> WORK INSTRUCTION
Each line below needs to be restated word for word.

> WORKING DATA
*** Block opens ***

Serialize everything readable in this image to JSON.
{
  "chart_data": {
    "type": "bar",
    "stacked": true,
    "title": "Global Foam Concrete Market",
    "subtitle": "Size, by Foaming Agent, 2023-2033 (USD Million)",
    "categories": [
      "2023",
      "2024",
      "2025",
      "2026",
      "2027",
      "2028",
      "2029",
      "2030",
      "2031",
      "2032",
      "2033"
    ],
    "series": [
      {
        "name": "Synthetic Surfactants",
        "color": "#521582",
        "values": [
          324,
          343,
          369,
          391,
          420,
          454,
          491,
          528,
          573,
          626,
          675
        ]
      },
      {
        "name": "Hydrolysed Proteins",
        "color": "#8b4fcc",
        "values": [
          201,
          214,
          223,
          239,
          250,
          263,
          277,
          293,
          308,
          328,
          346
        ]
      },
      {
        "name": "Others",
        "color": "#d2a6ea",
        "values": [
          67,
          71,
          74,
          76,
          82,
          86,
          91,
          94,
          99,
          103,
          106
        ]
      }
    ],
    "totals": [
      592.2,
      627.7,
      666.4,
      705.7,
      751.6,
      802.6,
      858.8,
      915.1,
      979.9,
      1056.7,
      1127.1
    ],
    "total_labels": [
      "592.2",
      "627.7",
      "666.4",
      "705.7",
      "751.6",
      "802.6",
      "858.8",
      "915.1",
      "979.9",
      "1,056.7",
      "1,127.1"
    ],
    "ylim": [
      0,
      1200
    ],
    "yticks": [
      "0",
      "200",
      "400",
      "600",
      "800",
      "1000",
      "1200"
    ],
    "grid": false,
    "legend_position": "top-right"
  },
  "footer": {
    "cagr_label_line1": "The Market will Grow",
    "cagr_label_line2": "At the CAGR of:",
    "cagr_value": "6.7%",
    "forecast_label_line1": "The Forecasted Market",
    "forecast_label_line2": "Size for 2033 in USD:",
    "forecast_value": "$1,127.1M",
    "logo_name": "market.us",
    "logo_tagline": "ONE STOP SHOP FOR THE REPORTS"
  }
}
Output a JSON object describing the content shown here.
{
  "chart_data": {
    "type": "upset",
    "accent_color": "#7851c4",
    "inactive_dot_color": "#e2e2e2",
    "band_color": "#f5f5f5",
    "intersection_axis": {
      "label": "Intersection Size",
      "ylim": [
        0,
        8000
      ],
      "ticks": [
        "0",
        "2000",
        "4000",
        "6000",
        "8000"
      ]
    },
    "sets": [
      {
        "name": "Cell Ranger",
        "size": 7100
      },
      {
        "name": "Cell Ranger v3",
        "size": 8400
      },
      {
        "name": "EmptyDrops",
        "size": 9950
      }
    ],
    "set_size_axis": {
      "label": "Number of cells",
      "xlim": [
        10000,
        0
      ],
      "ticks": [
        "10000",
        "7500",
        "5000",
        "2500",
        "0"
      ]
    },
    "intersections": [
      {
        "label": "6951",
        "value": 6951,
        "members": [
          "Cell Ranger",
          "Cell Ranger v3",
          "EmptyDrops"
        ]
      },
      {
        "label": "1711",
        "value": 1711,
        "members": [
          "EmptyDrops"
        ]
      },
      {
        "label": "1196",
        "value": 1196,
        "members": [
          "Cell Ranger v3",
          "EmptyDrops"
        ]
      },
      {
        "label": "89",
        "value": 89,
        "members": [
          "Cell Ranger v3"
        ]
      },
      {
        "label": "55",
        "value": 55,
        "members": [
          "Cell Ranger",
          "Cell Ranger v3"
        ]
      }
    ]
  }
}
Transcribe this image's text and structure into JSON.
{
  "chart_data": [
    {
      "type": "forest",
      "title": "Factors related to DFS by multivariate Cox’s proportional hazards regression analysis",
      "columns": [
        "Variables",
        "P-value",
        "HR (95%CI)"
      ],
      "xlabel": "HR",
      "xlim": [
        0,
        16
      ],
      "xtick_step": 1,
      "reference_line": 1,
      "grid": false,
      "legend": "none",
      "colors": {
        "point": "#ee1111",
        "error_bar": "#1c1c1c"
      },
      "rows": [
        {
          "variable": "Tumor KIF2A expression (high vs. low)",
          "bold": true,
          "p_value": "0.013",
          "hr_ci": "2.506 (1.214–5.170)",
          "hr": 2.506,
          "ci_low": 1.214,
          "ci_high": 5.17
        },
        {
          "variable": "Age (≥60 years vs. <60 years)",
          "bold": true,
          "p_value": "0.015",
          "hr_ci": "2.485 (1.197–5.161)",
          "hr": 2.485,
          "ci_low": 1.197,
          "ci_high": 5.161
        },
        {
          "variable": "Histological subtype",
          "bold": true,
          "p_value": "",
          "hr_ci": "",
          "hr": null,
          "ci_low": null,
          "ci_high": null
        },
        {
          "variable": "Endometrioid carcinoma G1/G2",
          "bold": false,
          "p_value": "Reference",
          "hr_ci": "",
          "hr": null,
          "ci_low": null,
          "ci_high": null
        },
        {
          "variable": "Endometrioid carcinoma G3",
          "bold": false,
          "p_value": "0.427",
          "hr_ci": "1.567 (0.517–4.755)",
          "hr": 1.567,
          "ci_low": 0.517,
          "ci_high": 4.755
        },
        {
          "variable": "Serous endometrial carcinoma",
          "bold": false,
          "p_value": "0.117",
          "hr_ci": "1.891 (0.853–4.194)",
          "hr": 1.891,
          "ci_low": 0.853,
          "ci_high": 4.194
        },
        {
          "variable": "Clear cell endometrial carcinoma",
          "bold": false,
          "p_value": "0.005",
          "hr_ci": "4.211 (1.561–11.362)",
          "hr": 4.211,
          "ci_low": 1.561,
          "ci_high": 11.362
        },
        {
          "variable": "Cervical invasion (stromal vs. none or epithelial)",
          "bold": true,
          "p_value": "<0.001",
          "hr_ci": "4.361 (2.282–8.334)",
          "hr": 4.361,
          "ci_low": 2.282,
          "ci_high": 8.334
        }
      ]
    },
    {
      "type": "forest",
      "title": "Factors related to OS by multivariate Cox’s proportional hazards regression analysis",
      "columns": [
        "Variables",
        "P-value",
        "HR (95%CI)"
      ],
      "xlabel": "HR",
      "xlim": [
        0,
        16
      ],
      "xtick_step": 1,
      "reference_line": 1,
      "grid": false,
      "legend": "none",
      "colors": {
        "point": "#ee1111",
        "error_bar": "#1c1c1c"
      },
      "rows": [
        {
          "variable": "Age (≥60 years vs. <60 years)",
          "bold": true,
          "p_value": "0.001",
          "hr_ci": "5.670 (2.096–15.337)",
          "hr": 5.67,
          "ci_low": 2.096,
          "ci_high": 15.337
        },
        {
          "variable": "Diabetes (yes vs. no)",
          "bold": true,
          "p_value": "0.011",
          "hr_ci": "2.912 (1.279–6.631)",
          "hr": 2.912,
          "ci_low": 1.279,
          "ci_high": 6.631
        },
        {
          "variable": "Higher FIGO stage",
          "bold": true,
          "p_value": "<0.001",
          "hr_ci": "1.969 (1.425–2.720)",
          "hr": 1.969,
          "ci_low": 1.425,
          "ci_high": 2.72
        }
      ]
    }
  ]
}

*** Block closes ***

> ANSWER BOX
Serialize everything readable in this image to JSON.
{
  "chart_data": {
    "type": "bar",
    "stacked": true,
    "title": "Global Foam Concrete Market",
    "subtitle": "Size, by Foaming Agent, 2023-2033 (USD Million)",
    "categories": [
      "2023",
      "2024",
      "2025",
      "2026",
      "2027",
      "2028",
      "2029",
      "2030",
      "2031",
      "2032",
      "2033"
    ],
    "series": [
      {
        "name": "Synthetic Surfactants",
        "color": "#521582",
        "values": [
          324,
          343,
          369,
          391,
          420,
          454,
          491,
          528,
          573,
          626,
          675
        ]
      },
      {
        "name": "Hydrolysed Proteins",
        "color": "#8b4fcc",
        "values": [
          201,
          214,
          223,
          239,
          250,
          263,
          277,
          293,
          308,
          328,
          346
        ]
      },
      {
        "name": "Others",
        "color": "#d2a6ea",
        "values": [
          67,
          71,
          74,
          76,
          82,
          86,
          91,
          94,
          99,
          103,
          106
        ]
      }
    ],
    "totals": [
      592.2,
      627.7,
      666.4,
      705.7,
      751.6,
      802.6,
      858.8,
      915.1,
      979.9,
      1056.7,
      1127.1
    ],
    "total_labels": [
      "592.2",
      "627.7",
      "666.4",
      "705.7",
      "751.6",
      "802.6",
      "858.8",
      "915.1",
      "979.9",
      "1,056.7",
      "1,127.1"
    ],
    "ylim": [
      0,
      1200
    ],
    "yticks": [
      "0",
      "200",
      "400",
      "600",
      "800",
      "1000",
      "1200"
    ],
    "grid": false,
    "legend_position": "top-right"
  },
  "footer": {
    "cagr_label_line1": "The Market will Grow",
    "cagr_label_line2": "At the CAGR of:",
    "cagr_value": "6.7%",
    "forecast_label_line1": "The Forecasted Market",
    "forecast_label_line2": "Size for 2033 in USD:",
    "forecast_value": "$1,127.1M",
    "logo_name": "market.us",
    "logo_tagline": "ONE STOP SHOP FOR THE REPORTS"
  }
}
Output a JSON object describing the content shown here.
{
  "chart_data": {
    "type": "upset",
    "accent_color": "#7851c4",
    "inactive_dot_color": "#e2e2e2",
    "band_color": "#f5f5f5",
    "intersection_axis": {
      "label": "Intersection Size",
      "ylim": [
        0,
        8000
      ],
      "ticks": [
        "0",
        "2000",
        "4000",
        "6000",
        "8000"
      ]
    },
    "sets": [
      {
        "name": "Cell Ranger",
        "size": 7100
      },
      {
        "name": "Cell Ranger v3",
        "size": 8400
      },
      {
        "name": "EmptyDrops",
        "size": 9950
      }
    ],
    "set_size_axis": {
      "label": "Number of cells",
      "xlim": [
        10000,
        0
      ],
      "ticks": [
        "10000",
        "7500",
        "5000",
        "2500",
        "0"
      ]
    },
    "intersections": [
      {
        "label": "6951",
        "value": 6951,
        "members": [
          "Cell Ranger",
          "Cell Ranger v3",
          "EmptyDrops"
        ]
      },
      {
        "label": "1711",
        "value": 1711,
        "members": [
          "EmptyDrops"
        ]
      },
      {
        "label": "1196",
        "value": 1196,
        "members": [
          "Cell Ranger v3",
          "EmptyDrops"
        ]
      },
      {
        "label": "89",
        "value": 89,
        "members": [
          "Cell Ranger v3"
        ]
      },
      {
        "label": "55",
        "value": 55,
        "members": [
          "Cell Ranger",
          "Cell Ranger v3"
        ]
      }
    ]
  }
}
Transcribe this image's text and structure into JSON.
{
  "chart_data": [
    {
      "type": "forest",
      "title": "Factors related to DFS by multivariate Cox’s proportional hazards regression analysis",
      "columns": [
        "Variables",
        "P-value",
        "HR (95%CI)"
      ],
      "xlabel": "HR",
      "xlim": [
        0,
        16
      ],
      "xtick_step": 1,
      "reference_line": 1,
      "grid": false,
      "legend": "none",
      "colors": {
        "point": "#ee1111",
        "error_bar": "#1c1c1c"
      },
      "rows": [
        {
          "variable": "Tumor KIF2A expression (high vs. low)",
          "bold": true,
          "p_value": "0.013",
          "hr_ci": "2.506 (1.214–5.170)",
          "hr": 2.506,
          "ci_low": 1.214,
          "ci_high": 5.17
        },
        {
          "variable": "Age (≥60 years vs. <60 years)",
          "bold": true,
          "p_value": "0.015",
          "hr_ci": "2.485 (1.197–5.161)",
          "hr": 2.485,
          "ci_low": 1.197,
          "ci_high": 5.161
        },
        {
          "variable": "Histological subtype",
          "bold": true,
          "p_value": "",
          "hr_ci": "",
          "hr": null,
          "ci_low": null,
          "ci_high": null
        },
        {
          "variable": "Endometrioid carcinoma G1/G2",
          "bold": false,
          "p_value": "Reference",
          "hr_ci": "",
          "hr": null,
          "ci_low": null,
          "ci_high": null
        },
        {
          "variable": "Endometrioid carcinoma G3",
          "bold": false,
          "p_value": "0.427",
          "hr_ci": "1.567 (0.517–4.755)",
          "hr": 1.567,
          "ci_low": 0.517,
          "ci_high": 4.755
        },
        {
          "variable": "Serous endometrial carcinoma",
          "bold": false,
          "p_value": "0.117",
          "hr_ci": "1.891 (0.853–4.194)",
          "hr": 1.891,
          "ci_low": 0.853,
          "ci_high": 4.194
        },
        {
          "variable": "Clear cell endometrial carcinoma",
          "bold": false,
          "p_value": "0.005",
          "hr_ci": "4.211 (1.561–11.362)",
          "hr": 4.211,
          "ci_low": 1.561,
          "ci_high": 11.362
        },
        {
          "variable": "Cervical invasion (stromal vs. none or epithelial)",
          "bold": true,
          "p_value": "<0.001",
          "hr_ci": "4.361 (2.282–8.334)",
          "hr": 4.361,
          "ci_low": 2.282,
          "ci_high": 8.334
        }
      ]
    },
    {
      "type": "forest",
      "title": "Factors related to OS by multivariate Cox’s proportional hazards regression analysis",
      "columns": [
        "Variables",
        "P-value",
        "HR (95%CI)"
      ],
      "xlabel": "HR",
      "xlim": [
        0,
        16
      ],
      "xtick_step": 1,
      "reference_line": 1,
      "grid": false,
      "legend": "none",
      "colors": {
        "point": "#ee1111",
        "error_bar": "#1c1c1c"
      },
      "rows": [
        {
          "variable": "Age (≥60 years vs. <60 years)",
          "bold": true,
          "p_value": "0.001",
          "hr_ci": "5.670 (2.096–15.337)",
          "hr": 5.67,
          "ci_low": 2.096,
          "ci_high": 15.337
        },
        {
          "variable": "Diabetes (yes vs. no)",
          "bold": true,
          "p_value": "0.011",
          "hr_ci": "2.912 (1.279–6.631)",
          "hr": 2.912,
          "ci_low": 1.279,
          "ci_high": 6.631
        },
        {
          "variable": "Higher FIGO stage",
          "bold": true,
          "p_value": "<0.001",
          "hr_ci": "1.969 (1.425–2.720)",
          "hr": 1.969,
          "ci_low": 1.425,
          "ci_high": 2.72
        }
      ]
    }
  ]
}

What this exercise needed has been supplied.